> **Written exercise**:
Transcribe all the entries word for word, but omit the images.

===== Records shown

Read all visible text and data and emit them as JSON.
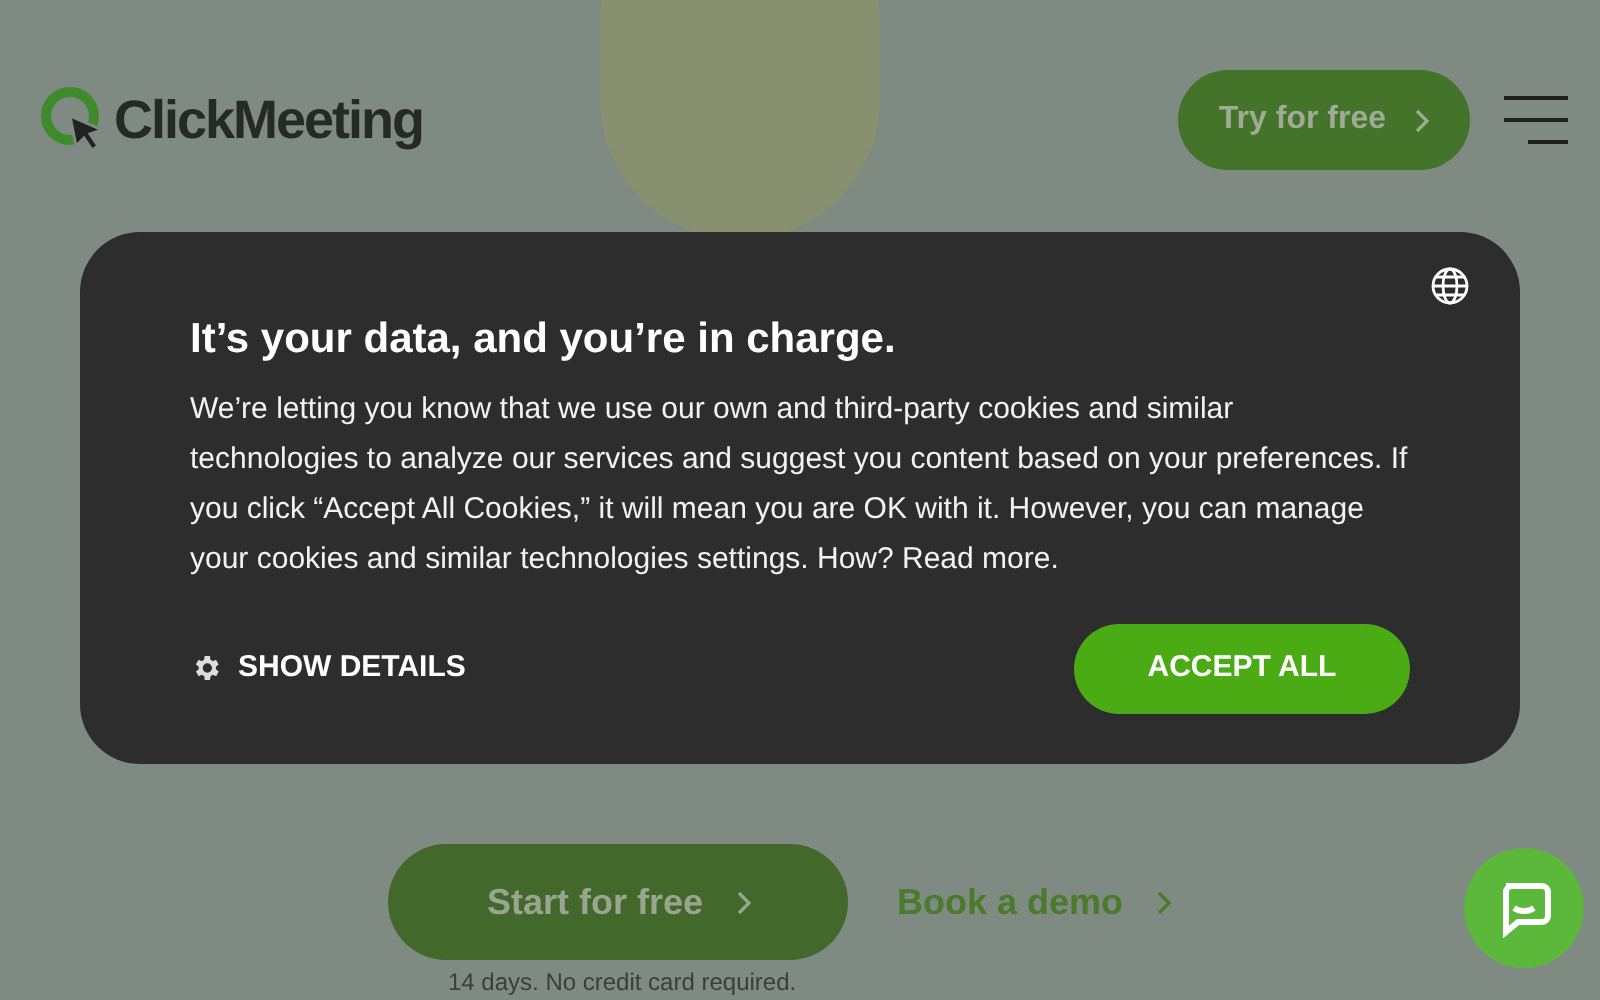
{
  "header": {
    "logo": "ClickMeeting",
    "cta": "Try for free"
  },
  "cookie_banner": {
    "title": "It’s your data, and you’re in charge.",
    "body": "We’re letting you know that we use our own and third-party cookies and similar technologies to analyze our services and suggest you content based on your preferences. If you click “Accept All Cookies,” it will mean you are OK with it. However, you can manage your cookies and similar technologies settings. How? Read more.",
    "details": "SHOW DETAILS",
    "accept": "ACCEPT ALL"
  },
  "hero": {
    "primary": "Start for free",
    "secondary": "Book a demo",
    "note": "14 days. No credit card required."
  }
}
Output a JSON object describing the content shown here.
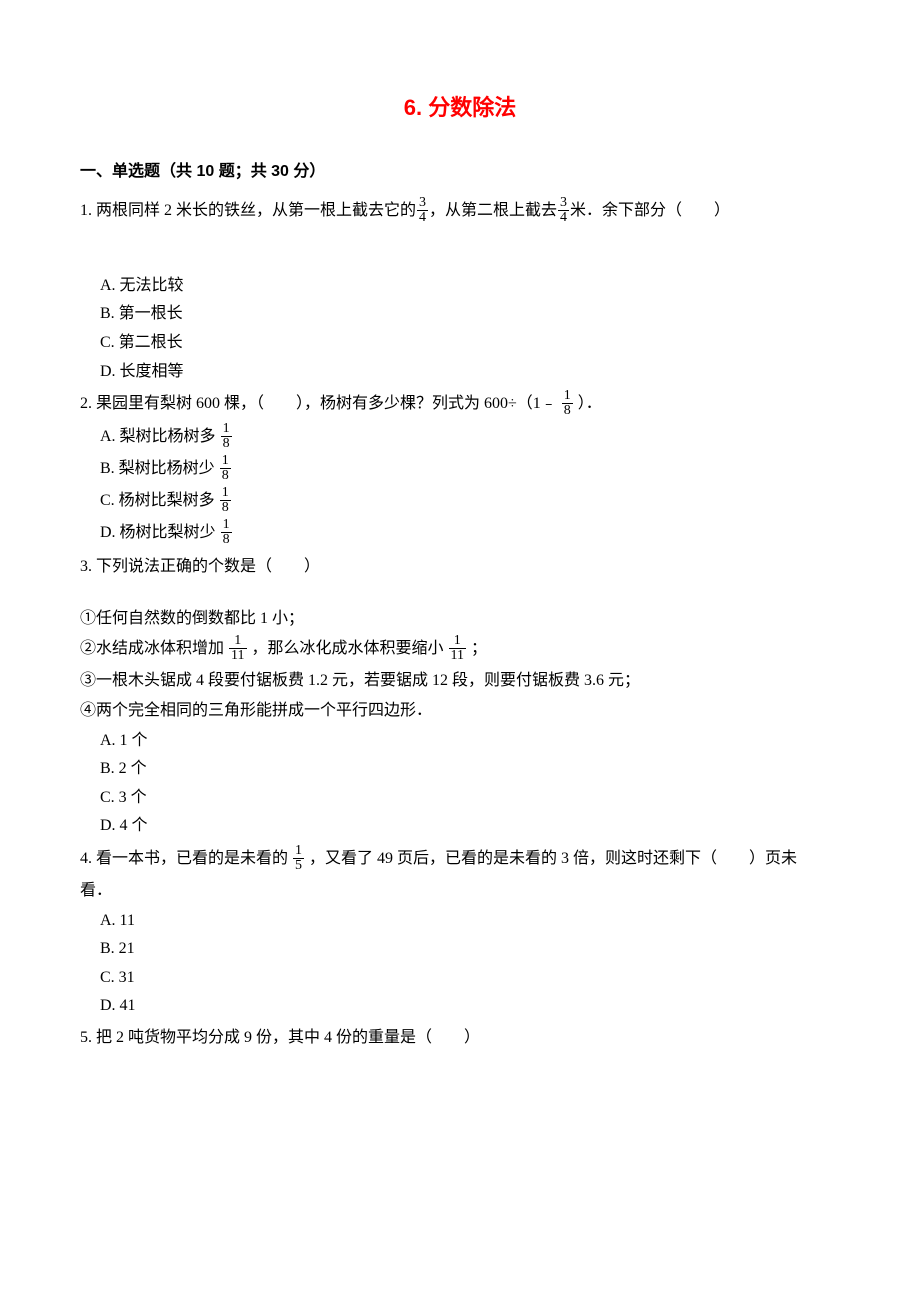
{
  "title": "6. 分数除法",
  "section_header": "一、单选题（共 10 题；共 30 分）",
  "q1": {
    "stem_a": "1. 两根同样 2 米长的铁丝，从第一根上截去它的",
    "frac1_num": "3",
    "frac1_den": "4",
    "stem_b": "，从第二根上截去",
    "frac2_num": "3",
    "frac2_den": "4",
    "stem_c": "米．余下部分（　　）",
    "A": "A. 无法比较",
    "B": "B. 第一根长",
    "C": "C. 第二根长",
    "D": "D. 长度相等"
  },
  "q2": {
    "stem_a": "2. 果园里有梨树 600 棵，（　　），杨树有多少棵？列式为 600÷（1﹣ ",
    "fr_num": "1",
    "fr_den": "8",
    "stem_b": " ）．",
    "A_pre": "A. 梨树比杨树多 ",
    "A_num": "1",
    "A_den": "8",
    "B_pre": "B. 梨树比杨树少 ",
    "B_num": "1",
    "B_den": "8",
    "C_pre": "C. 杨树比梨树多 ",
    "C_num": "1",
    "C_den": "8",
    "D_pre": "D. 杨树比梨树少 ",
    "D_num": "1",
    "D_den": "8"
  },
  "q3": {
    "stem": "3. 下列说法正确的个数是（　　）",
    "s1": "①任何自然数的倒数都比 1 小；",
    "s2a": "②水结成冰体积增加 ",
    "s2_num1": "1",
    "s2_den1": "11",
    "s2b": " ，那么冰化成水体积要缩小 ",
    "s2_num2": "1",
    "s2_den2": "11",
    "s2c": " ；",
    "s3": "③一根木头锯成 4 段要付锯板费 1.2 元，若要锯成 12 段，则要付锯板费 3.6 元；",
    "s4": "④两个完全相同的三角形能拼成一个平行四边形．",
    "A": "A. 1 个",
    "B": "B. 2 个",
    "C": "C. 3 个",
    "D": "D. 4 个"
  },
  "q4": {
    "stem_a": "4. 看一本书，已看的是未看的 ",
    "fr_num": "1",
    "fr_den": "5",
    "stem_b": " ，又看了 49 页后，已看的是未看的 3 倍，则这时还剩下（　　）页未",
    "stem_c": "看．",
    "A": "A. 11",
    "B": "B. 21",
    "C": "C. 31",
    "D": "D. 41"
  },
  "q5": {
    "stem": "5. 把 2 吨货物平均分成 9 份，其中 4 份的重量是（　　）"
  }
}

==========

> **Response**:
Read all visible text and data and emit them as JSON.
{
  "header": {
    "logo": "ClickMeeting",
    "cta": "Try for free"
  },
  "cookie_banner": {
    "title": "It’s your data, and you’re in charge.",
    "body": "We’re letting you know that we use our own and third-party cookies and similar technologies to analyze our services and suggest you content based on your preferences. If you click “Accept All Cookies,” it will mean you are OK with it. However, you can manage your cookies and similar technologies settings. How? Read more.",
    "details": "SHOW DETAILS",
    "accept": "ACCEPT ALL"
  },
  "hero": {
    "primary": "Start for free",
    "secondary": "Book a demo",
    "note": "14 days. No credit card required."
  }
}
Output a JSON object describing the content shown here.
{
  "title": "6. 分数除法",
  "section_header": "一、单选题（共 10 题；共 30 分）",
  "q1": {
    "stem_a": "1. 两根同样 2 米长的铁丝，从第一根上截去它的",
    "frac1_num": "3",
    "frac1_den": "4",
    "stem_b": "，从第二根上截去",
    "frac2_num": "3",
    "frac2_den": "4",
    "stem_c": "米．余下部分（　　）",
    "A": "A. 无法比较",
    "B": "B. 第一根长",
    "C": "C. 第二根长",
    "D": "D. 长度相等"
  },
  "q2": {
    "stem_a": "2. 果园里有梨树 600 棵，（　　），杨树有多少棵？列式为 600÷（1﹣ ",
    "fr_num": "1",
    "fr_den": "8",
    "stem_b": " ）．",
    "A_pre": "A. 梨树比杨树多 ",
    "A_num": "1",
    "A_den": "8",
    "B_pre": "B. 梨树比杨树少 ",
    "B_num": "1",
    "B_den": "8",
    "C_pre": "C. 杨树比梨树多 ",
    "C_num": "1",
    "C_den": "8",
    "D_pre": "D. 杨树比梨树少 ",
    "D_num": "1",
    "D_den": "8"
  },
  "q3": {
    "stem": "3. 下列说法正确的个数是（　　）",
    "s1": "①任何自然数的倒数都比 1 小；",
    "s2a": "②水结成冰体积增加 ",
    "s2_num1": "1",
    "s2_den1": "11",
    "s2b": " ，那么冰化成水体积要缩小 ",
    "s2_num2": "1",
    "s2_den2": "11",
    "s2c": " ；",
    "s3": "③一根木头锯成 4 段要付锯板费 1.2 元，若要锯成 12 段，则要付锯板费 3.6 元；",
    "s4": "④两个完全相同的三角形能拼成一个平行四边形．",
    "A": "A. 1 个",
    "B": "B. 2 个",
    "C": "C. 3 个",
    "D": "D. 4 个"
  },
  "q4": {
    "stem_a": "4. 看一本书，已看的是未看的 ",
    "fr_num": "1",
    "fr_den": "5",
    "stem_b": " ，又看了 49 页后，已看的是未看的 3 倍，则这时还剩下（　　）页未",
    "stem_c": "看．",
    "A": "A. 11",
    "B": "B. 21",
    "C": "C. 31",
    "D": "D. 41"
  },
  "q5": {
    "stem": "5. 把 2 吨货物平均分成 9 份，其中 4 份的重量是（　　）"
  }
}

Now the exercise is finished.